**Rows**:
►

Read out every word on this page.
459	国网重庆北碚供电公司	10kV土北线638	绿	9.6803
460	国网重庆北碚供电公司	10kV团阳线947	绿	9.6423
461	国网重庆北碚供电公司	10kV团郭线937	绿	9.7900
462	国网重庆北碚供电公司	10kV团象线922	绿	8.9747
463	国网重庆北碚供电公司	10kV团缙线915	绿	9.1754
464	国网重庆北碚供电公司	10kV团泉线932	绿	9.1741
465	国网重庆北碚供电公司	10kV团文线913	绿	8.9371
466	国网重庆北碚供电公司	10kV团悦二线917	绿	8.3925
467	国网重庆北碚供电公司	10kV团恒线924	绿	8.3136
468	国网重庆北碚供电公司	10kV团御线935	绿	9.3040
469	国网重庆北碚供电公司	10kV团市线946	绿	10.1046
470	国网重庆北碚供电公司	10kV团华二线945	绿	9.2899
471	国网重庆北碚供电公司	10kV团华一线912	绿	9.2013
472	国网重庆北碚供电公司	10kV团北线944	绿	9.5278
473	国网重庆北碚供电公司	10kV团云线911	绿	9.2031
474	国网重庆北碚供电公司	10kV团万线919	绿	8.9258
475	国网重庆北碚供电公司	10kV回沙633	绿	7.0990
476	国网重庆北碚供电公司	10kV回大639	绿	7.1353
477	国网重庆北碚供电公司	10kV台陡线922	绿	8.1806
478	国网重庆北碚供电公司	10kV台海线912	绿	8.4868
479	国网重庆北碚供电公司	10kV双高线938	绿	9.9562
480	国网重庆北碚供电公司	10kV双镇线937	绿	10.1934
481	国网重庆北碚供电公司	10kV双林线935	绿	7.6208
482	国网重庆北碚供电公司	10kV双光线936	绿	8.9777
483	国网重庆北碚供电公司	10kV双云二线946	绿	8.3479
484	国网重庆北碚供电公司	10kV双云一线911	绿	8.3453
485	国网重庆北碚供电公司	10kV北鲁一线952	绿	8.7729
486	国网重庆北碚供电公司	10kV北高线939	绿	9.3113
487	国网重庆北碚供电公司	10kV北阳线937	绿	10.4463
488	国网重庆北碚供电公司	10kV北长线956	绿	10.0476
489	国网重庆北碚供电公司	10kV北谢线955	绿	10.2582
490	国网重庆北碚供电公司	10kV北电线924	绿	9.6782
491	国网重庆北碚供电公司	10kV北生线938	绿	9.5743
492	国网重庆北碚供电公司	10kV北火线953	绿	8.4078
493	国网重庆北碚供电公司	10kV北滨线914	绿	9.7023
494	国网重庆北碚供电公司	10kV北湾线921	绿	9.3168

◄

Repeat the records above exactly as they appear.

**Correct result**:
Read out every word on this page.
459	国网重庆北碚供电公司	10kV土北线638	绿	9.6803
460	国网重庆北碚供电公司	10kV团阳线947	绿	9.6423
461	国网重庆北碚供电公司	10kV团郭线937	绿	9.7900
462	国网重庆北碚供电公司	10kV团象线922	绿	8.9747
463	国网重庆北碚供电公司	10kV团缙线915	绿	9.1754
464	国网重庆北碚供电公司	10kV团泉线932	绿	9.1741
465	国网重庆北碚供电公司	10kV团文线913	绿	8.9371
466	国网重庆北碚供电公司	10kV团悦二线917	绿	8.3925
467	国网重庆北碚供电公司	10kV团恒线924	绿	8.3136
468	国网重庆北碚供电公司	10kV团御线935	绿	9.3040
469	国网重庆北碚供电公司	10kV团市线946	绿	10.1046
470	国网重庆北碚供电公司	10kV团华二线945	绿	9.2899
471	国网重庆北碚供电公司	10kV团华一线912	绿	9.2013
472	国网重庆北碚供电公司	10kV团北线944	绿	9.5278
473	国网重庆北碚供电公司	10kV团云线911	绿	9.2031
474	国网重庆北碚供电公司	10kV团万线919	绿	8.9258
475	国网重庆北碚供电公司	10kV回沙633	绿	7.0990
476	国网重庆北碚供电公司	10kV回大639	绿	7.1353
477	国网重庆北碚供电公司	10kV台陡线922	绿	8.1806
478	国网重庆北碚供电公司	10kV台海线912	绿	8.4868
479	国网重庆北碚供电公司	10kV双高线938	绿	9.9562
480	国网重庆北碚供电公司	10kV双镇线937	绿	10.1934
481	国网重庆北碚供电公司	10kV双林线935	绿	7.6208
482	国网重庆北碚供电公司	10kV双光线936	绿	8.9777
483	国网重庆北碚供电公司	10kV双云二线946	绿	8.3479
484	国网重庆北碚供电公司	10kV双云一线911	绿	8.3453
485	国网重庆北碚供电公司	10kV北鲁一线952	绿	8.7729
486	国网重庆北碚供电公司	10kV北高线939	绿	9.3113
487	国网重庆北碚供电公司	10kV北阳线937	绿	10.4463
488	国网重庆北碚供电公司	10kV北长线956	绿	10.0476
489	国网重庆北碚供电公司	10kV北谢线955	绿	10.2582
490	国网重庆北碚供电公司	10kV北电线924	绿	9.6782
491	国网重庆北碚供电公司	10kV北生线938	绿	9.5743
492	国网重庆北碚供电公司	10kV北火线953	绿	8.4078
493	国网重庆北碚供电公司	10kV北滨线914	绿	9.7023
494	国网重庆北碚供电公司	10kV北湾线921	绿	9.3168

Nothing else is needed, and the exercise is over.